→ Exercise: Identify all lines in the data containing the string "title". Copy them out.
+++
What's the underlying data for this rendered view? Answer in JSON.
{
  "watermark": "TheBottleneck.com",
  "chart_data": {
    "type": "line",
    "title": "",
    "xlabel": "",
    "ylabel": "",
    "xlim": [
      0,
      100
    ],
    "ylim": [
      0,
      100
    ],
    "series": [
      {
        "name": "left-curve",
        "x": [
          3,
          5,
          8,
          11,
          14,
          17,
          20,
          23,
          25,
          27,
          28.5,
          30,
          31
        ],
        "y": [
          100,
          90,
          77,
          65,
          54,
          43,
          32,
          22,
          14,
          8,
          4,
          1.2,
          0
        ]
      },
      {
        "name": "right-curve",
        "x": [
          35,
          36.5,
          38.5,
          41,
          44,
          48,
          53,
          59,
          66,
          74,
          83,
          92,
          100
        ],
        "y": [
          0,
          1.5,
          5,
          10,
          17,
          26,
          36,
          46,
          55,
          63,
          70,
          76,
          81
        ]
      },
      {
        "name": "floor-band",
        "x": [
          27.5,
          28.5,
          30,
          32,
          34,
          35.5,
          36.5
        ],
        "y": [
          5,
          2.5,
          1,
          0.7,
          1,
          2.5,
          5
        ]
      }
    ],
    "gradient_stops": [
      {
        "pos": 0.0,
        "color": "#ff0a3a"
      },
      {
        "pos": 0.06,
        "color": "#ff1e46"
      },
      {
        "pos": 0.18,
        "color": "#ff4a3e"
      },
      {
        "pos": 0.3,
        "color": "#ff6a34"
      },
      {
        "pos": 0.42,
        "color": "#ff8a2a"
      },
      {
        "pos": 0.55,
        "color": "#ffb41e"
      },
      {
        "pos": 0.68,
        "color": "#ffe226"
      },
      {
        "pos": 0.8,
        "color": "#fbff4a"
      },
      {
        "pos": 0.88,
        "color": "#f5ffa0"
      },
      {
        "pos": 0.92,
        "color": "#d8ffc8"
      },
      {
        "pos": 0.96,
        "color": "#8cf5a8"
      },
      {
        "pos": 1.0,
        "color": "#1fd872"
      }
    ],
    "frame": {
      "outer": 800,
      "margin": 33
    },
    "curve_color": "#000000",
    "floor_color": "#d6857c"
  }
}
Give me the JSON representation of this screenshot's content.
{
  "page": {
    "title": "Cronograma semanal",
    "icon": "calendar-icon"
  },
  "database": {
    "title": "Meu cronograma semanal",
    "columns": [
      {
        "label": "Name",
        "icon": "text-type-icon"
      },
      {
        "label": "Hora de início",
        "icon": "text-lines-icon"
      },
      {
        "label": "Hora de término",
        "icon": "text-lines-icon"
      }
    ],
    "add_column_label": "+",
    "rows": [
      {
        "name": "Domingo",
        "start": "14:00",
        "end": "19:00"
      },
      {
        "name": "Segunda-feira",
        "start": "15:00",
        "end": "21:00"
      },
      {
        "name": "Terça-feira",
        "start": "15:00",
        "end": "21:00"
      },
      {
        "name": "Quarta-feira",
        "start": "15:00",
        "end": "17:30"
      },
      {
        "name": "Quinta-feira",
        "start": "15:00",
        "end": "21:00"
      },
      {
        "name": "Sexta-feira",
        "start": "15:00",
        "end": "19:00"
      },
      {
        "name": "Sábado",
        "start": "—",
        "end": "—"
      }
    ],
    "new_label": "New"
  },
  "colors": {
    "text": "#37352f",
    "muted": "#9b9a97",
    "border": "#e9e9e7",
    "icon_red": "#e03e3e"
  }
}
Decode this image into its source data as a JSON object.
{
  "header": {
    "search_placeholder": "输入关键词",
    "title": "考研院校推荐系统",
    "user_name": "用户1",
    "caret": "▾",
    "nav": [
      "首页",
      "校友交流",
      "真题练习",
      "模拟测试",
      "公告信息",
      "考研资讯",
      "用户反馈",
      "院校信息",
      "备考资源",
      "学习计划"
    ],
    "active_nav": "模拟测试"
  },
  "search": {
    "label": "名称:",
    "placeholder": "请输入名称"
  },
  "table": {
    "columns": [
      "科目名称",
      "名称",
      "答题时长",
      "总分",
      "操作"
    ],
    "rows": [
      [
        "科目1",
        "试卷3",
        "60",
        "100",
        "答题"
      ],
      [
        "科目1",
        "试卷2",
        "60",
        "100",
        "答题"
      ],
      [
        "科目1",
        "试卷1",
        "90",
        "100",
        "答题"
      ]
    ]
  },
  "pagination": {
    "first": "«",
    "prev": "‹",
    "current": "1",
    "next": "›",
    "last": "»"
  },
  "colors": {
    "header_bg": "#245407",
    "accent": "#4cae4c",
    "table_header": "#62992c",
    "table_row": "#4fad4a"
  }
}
+++
→ Worked solution:
    "title": "",
    "title": "Cronograma semanal",
    "title": "Meu cronograma semanal",
    "title": "考研院校推荐系统",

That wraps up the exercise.